+++ Material for this task

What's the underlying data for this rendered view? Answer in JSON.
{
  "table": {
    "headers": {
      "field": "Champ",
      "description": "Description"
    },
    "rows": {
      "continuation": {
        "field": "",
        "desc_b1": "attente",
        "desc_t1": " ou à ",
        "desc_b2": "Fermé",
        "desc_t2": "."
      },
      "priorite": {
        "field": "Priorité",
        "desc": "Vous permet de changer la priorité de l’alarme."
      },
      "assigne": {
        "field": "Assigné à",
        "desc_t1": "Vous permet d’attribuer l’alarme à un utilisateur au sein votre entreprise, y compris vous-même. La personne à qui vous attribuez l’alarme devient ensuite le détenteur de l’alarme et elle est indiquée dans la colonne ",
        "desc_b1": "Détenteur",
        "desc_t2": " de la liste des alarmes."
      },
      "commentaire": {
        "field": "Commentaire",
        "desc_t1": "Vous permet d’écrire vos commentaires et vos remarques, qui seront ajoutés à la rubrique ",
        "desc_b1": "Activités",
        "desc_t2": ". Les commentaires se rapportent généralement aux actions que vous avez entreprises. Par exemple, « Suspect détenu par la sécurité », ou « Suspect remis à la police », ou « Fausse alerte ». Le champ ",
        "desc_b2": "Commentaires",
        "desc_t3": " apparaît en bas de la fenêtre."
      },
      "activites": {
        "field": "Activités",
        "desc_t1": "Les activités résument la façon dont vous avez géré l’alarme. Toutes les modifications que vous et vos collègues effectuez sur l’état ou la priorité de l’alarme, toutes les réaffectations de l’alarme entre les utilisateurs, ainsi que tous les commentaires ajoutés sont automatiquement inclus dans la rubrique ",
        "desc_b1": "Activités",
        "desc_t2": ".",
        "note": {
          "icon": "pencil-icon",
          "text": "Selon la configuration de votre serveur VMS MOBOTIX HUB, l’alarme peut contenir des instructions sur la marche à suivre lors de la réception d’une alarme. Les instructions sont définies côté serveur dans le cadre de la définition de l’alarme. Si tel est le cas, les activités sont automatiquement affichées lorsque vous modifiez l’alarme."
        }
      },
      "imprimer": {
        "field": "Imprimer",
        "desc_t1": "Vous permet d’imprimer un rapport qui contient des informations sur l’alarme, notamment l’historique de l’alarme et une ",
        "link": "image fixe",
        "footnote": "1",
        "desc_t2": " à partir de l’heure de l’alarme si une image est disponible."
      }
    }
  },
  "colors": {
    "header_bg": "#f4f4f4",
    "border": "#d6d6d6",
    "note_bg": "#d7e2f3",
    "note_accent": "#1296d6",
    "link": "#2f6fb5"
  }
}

++++++

Show all lines in the entries above where the string "avez" appears.

__Exercise response__.
        "desc_t2": ". Les commentaires se rapportent généralement aux actions que vous avez entreprises. Par exemple, « Suspect détenu par la sécurité », ou « Suspect remis à la police », ou « Fausse alerte ». Le champ ",
        "desc_t1": "Les activités résument la façon dont vous avez géré l’alarme. Toutes les modifications que vous et vos collègues effectuez sur l’état ou la priorité de l’alarme, toutes les réaffectations de l’alarme entre les utilisateurs, ainsi que tous les commentaires ajoutés sont automatiquement inclus dans la rubrique ",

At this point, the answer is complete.